Pull out every line containing the string "power".

Data records:
## START

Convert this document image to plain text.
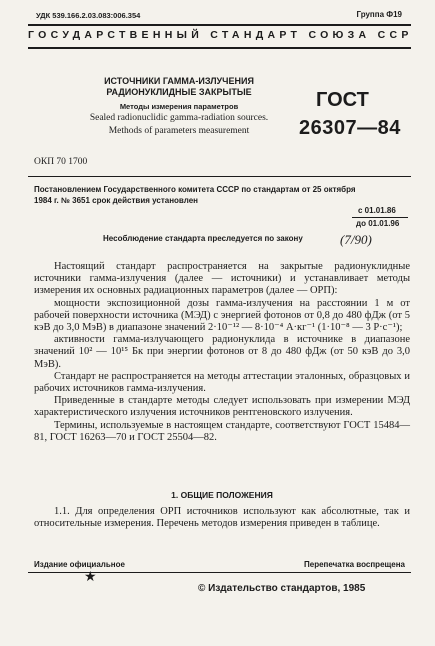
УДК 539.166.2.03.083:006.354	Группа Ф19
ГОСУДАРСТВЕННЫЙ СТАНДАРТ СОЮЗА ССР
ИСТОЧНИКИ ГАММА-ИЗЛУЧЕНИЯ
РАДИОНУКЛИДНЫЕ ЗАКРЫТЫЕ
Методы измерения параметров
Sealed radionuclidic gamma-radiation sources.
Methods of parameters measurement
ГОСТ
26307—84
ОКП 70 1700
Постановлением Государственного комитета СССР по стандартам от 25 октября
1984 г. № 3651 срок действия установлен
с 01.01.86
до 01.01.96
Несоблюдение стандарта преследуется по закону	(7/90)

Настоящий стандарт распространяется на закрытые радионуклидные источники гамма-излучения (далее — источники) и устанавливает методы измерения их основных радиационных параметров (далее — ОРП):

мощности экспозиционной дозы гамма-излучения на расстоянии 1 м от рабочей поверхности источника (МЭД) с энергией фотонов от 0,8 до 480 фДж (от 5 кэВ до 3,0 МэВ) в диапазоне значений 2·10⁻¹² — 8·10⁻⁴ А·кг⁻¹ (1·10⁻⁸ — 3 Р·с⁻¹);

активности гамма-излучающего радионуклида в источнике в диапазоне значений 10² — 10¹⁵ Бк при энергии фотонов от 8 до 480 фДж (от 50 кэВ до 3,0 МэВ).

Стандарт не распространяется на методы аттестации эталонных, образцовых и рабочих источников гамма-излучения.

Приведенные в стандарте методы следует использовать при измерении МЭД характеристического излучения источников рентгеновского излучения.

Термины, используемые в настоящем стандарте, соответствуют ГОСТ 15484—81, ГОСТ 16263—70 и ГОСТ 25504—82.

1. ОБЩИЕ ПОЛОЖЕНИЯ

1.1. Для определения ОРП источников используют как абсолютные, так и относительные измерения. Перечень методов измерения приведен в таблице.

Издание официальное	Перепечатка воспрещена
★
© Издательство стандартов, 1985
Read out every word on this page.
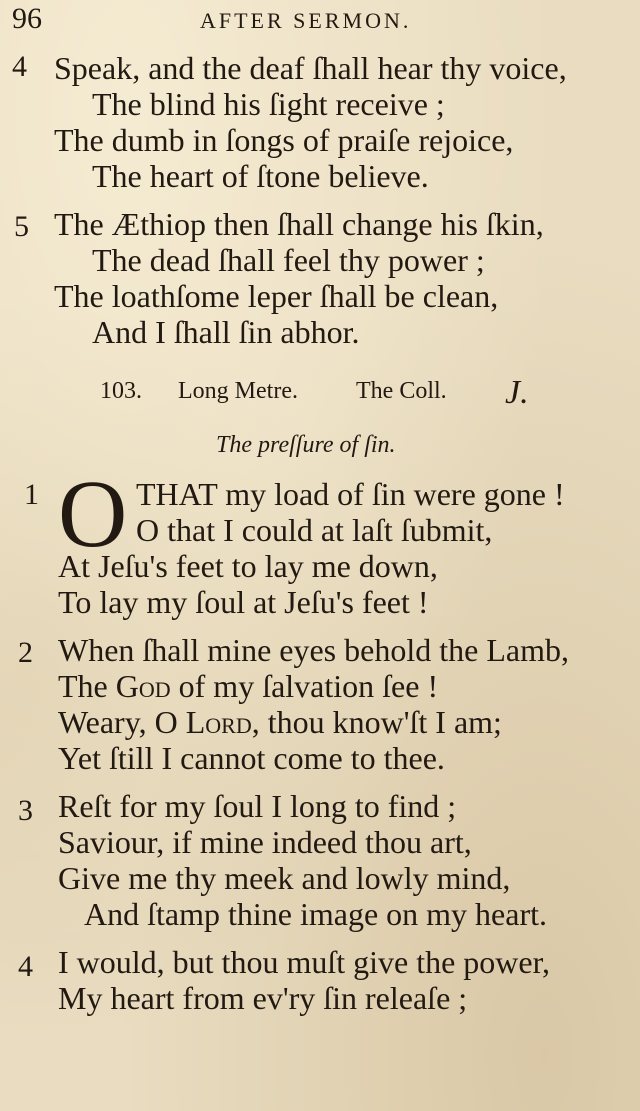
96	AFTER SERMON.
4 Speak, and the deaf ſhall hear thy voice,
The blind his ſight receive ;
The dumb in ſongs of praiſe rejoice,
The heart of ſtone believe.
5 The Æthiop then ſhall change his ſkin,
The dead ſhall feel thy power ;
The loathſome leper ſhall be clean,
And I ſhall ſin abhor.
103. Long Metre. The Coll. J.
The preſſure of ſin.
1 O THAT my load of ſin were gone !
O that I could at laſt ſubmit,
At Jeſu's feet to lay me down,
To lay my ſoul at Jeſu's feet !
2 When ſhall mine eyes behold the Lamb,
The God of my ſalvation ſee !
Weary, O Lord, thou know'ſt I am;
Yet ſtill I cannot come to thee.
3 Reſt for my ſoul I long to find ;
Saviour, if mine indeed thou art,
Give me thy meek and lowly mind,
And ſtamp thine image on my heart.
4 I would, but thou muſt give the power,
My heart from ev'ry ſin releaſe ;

## END

__EXPECTED ANSWER__:
The dead ſhall feel thy power ;
4 I would, but thou muſt give the power,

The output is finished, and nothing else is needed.